Abreham Zemedagegehu, seen Feb. 27, 2015 at his lawyer’s office in Washington, has filed a lawsuit that says police who arrested him last year at Reagan National Airport denied his request for an American Sign Language interpreter. (Matt Barakat/AP)

A deaf man able to communicate only with sign language has alleged in a federal lawsuit that he was held for six weeks in the Arlington County jail last year after jailers failed to provide an interpreter or allow him to call attorneys or a friend by videophone.

The suit alleges that Abreham Zemedagegehu was held for more than 24 hours before he knew why he had been arrested. He was administered a tuberculosis shot without his consent, often went hungry because he couldn’t hear alerts for mealtime and was unable to call friends or an attorney because of inadequate technology in the jail — all of which violated the Americans with Disabilities Act, the lawsuit said.

“The lack of access to communication during the booking process exacerbated the feelings of frustration, humiliation, anger, anxiety, isolation, confusion, and loss of dignity that Mr. Zeme­dagegehu otherwise would have experienced as a result of his arrest and detention,” said the lawsuit, which was first reported Thursday by the Associated Press.

“This comes down to recognizing basic human decency,” said Caroline E. Jackson, an attorney at the National Association of the Deaf Law and Advocacy Center who is part of a team representing Zemedagegehu. “Our client was jailed for six weeks with basically nobody to communicate with. It was hell for him.”

[Stored data]
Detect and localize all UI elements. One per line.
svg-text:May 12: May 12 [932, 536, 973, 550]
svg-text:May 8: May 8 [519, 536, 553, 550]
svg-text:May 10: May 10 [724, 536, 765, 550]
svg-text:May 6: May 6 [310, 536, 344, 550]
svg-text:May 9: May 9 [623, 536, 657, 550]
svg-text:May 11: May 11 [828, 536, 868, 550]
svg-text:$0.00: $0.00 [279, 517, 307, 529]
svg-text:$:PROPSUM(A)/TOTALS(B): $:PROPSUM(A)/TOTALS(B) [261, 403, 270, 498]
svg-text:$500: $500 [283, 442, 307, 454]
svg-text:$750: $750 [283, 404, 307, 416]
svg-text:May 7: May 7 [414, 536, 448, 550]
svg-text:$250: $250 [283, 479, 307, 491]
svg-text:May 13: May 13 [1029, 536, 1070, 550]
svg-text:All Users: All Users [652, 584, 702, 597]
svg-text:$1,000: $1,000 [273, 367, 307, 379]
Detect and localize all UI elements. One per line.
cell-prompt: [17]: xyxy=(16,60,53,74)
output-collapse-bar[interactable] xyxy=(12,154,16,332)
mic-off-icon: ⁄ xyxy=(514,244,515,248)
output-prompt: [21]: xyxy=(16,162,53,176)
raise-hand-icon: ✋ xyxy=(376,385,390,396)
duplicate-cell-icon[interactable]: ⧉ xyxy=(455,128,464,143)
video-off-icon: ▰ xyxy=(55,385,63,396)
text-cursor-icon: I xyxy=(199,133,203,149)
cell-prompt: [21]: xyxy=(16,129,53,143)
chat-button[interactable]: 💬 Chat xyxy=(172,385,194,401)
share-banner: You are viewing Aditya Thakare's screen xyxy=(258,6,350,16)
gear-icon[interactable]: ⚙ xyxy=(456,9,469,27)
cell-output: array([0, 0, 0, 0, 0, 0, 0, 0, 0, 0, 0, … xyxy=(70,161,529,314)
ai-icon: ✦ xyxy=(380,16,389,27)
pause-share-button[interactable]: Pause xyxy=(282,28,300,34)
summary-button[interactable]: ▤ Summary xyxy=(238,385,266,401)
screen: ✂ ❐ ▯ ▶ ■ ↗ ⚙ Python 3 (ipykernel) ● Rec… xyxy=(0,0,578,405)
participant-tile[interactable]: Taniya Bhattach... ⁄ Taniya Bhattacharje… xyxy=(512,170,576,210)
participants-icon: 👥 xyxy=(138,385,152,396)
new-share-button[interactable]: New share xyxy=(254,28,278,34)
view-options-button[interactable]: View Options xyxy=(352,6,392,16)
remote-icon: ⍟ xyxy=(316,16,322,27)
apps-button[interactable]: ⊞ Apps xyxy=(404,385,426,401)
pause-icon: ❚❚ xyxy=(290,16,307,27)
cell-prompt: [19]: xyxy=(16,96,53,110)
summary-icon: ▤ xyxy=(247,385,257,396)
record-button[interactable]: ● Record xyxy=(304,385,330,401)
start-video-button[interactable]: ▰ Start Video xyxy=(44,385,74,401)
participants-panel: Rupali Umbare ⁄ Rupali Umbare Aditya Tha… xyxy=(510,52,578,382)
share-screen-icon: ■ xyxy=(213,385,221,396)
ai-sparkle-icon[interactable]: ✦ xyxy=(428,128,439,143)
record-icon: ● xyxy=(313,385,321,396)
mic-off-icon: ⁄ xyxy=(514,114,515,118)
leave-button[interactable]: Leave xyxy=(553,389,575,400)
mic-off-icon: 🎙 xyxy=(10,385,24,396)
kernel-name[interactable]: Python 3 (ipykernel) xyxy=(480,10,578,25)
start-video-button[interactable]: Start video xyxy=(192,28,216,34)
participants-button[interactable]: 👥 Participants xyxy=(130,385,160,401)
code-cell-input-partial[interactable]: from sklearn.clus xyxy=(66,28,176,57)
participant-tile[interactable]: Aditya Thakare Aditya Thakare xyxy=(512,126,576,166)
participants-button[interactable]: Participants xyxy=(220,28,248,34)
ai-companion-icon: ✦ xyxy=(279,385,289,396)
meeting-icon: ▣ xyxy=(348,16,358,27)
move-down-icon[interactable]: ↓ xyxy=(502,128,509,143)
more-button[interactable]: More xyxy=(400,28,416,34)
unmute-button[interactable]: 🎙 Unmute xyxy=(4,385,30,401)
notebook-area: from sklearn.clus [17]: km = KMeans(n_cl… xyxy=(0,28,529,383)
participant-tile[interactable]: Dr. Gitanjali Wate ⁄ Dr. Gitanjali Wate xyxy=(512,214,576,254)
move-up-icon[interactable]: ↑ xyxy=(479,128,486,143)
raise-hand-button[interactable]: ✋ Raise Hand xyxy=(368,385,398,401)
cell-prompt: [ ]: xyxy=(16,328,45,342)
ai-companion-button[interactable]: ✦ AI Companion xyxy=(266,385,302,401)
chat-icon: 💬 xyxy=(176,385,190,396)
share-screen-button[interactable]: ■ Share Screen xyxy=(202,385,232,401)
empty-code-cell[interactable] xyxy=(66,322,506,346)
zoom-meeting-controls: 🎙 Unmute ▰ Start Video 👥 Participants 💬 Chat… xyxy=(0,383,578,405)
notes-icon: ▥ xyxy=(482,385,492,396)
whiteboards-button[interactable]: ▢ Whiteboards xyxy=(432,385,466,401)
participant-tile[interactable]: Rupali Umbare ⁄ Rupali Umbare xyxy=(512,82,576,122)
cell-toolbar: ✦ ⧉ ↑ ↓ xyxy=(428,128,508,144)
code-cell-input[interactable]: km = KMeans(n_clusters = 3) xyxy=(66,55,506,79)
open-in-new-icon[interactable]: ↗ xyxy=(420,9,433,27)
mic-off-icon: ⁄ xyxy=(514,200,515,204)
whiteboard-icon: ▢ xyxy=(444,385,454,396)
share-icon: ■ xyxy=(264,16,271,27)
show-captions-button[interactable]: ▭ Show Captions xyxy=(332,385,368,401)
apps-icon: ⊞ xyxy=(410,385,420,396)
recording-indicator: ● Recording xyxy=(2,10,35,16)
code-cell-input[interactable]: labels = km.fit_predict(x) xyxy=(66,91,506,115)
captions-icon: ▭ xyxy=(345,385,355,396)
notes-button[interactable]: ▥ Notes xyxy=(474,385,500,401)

[Aim of the task]
Reproduce the news article word for word and in full. Work only from the news article.

[The answer]
Abreham Zemedagegehu, seen Feb. 27, 2015 at his lawyer’s office in Washington, has filed a lawsuit that says police who arrested him last year at Reagan National Airport denied his request for an American Sign Language interpreter. (Matt Barakat/AP)

A deaf man able to communicate only with sign language has alleged in a federal lawsuit that he was held for six weeks in the Arlington County jail last year after jailers failed to provide an interpreter or allow him to call attorneys or a friend by videophone.

The suit alleges that Abreham Zemedagegehu was held for more than 24 hours before he knew why he had been arrested. He was administered a tuberculosis shot without his consent, often went hungry because he couldn’t hear alerts for mealtime and was unable to call friends or an attorney because of inadequate technology in the jail — all of which violated the Americans with Disabilities Act, the lawsuit said.

“The lack of access to communication during the booking process exacerbated the feelings of frustration, humiliation, anger, anxiety, isolation, confusion, and loss of dignity that Mr. Zeme­dagegehu otherwise would have experienced as a result of his arrest and detention,” said the lawsuit, which was first reported Thursday by the Associated Press.

“This comes down to recognizing basic human decency,” said Caroline E. Jackson, an attorney at the National Association of the Deaf Law and Advocacy Center who is part of a team representing Zemedagegehu. “Our client was jailed for six weeks with basically nobody to communicate with. It was hell for him.”